## JOBS
- 1) In the forum thread on Phrag kovachii, what daytime high does gore42 keep the species compots at?
- 2) Reproduce the stretch of the Phrag kovachii thread from "I have 4 compots" through "Heather (Aug 21, 2006)".

## PASSAGE

# Phrag kovachii and it's hybrids



## Ron-NY (Aug 21, 2006)

I figured there would be a thread on this one and I don't see any. So, let me start it. I have a compot of the species and three different hybrids. I am looking forward to more hybrids coming on the market in the the spring of 2007. I have them all growing in Sphag except for one hybrid that I have moved to S/H as a trial. So far, it seems to be doing fine but it has only been in S/H for 2 weeks.

who has the species? 

who has any hybrids? 

How are you growing them?

How are they doing for you?

Who plans on getting them?


----------



## gore42 (Aug 21, 2006)

I have 4 compots of the species, potted in a standard fine bark mix with extra moss. They're surviving, which is a start. Growing them cool (high of 70 F) under fluorescents and keeping them moist. I haven't been growing them long enough to determine how they're really doing.

- Matthew


----------



## Heather (Aug 21, 2006)

I don't have any! 
WAHHHHHHHHH!!!!!!

(I plan on getting one though, at least a species, when things stabilize a little in my life and growing areas.)


----------



## Gideon (Aug 21, 2006)

I plan on getting a few flasks, species and crosses, hopefully very soon


----------



## Marco (Aug 21, 2006)

I don't have any. =\

Actually, I don't have any phrags period. To scared to try em cause I grow warm.


----------



## Stephan (Aug 22, 2006)

Species 752 of the kovachii
kovachii X dellasandroi, and
kovachii X walisii

All still in there flasks. I've just received advice that my remaining two flasks are in Qld and not too far away. I should be getting them week after next. The flask I have is the dellasandroi cross.

Given what I've been reading I've been literally monitoring the contents daily for signs of stress. Temps here are now in the high 80's, low 90's during the day. I've been looking for ways I can maintain the lower temperatures this plant seems to require until it's a bit more mature.

I can report that the dellasandroi seedlings have almost doubled in size since I brought them up from Port Maquarie and what was 5 seedlings is now 5 plus three new small babies trying there hardest to grow .


Cheers all
Stephan


----------



## silence882 (Aug 22, 2006)

I've had a species half-flask-turned-compot from Piping Rock since May. I have them in <try not to faint> CHC/perlite/charcoal with a tremendous amount of oyster shell added (they grow on limestone cliffs). So far, they're growing healthily, but slowly. Here's a recent pic:







--Stephen


----------



## SlipperFan (Aug 22, 2006)

They look good, Stephen.


----------



## gary (Aug 22, 2006)

I have:
kovachii ‘Laura’ X Living Fire 4N
kovachii ‘Laura’ X Saint Ouen
kovachii ‘Ana’ X Walter Schomburg

I chose not to mess with these so straight into SH they went! They seem to be happy so far.

gary


----------



## Heather (Aug 22, 2006)

interesting to hear how these are doing in S/H! I've heard they prefer it cool so... interesting.


----------



## gore42 (Aug 23, 2006)

I've heard recently that keeping these cool isn't nearly as important as it has been made out to be, as long as humidity is high. I'm going to move mine (or at least most of them) in with my other Phrag compots, which thrive in warmer temperatures. I'll let you all know if I kill them 

-Matthew


----------



## Ron-NY (Aug 23, 2006)

## DATASET SECTION
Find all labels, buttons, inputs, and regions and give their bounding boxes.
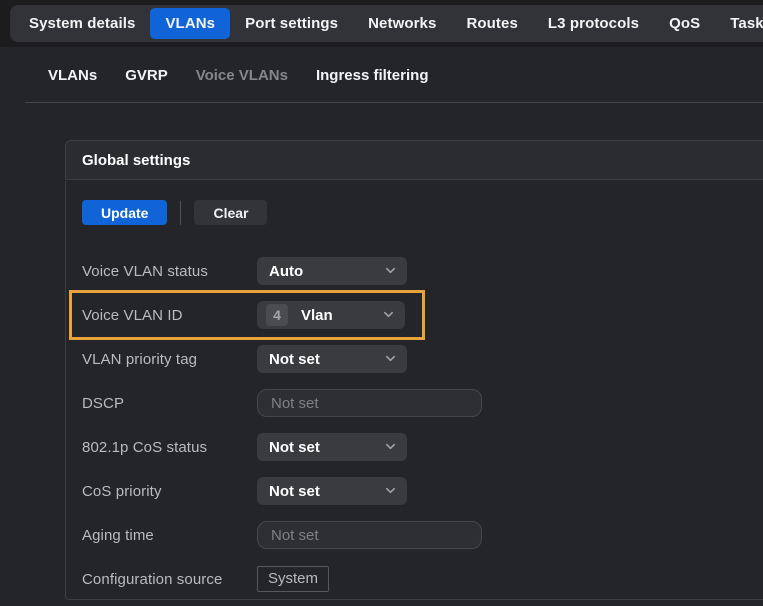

## COMPLETE ANSWERS
- 1) A high of 70 F.

- 2)
I have 4 compots of the species, potted in a standard fine bark mix with extra moss. They're surviving, which is a start. Growing them cool (high of 70 F) under fluorescents and keeping them moist. I haven't been growing them long enough to determine how they're really doing.

- Matthew


----------



## Heather (Aug 21, 2006)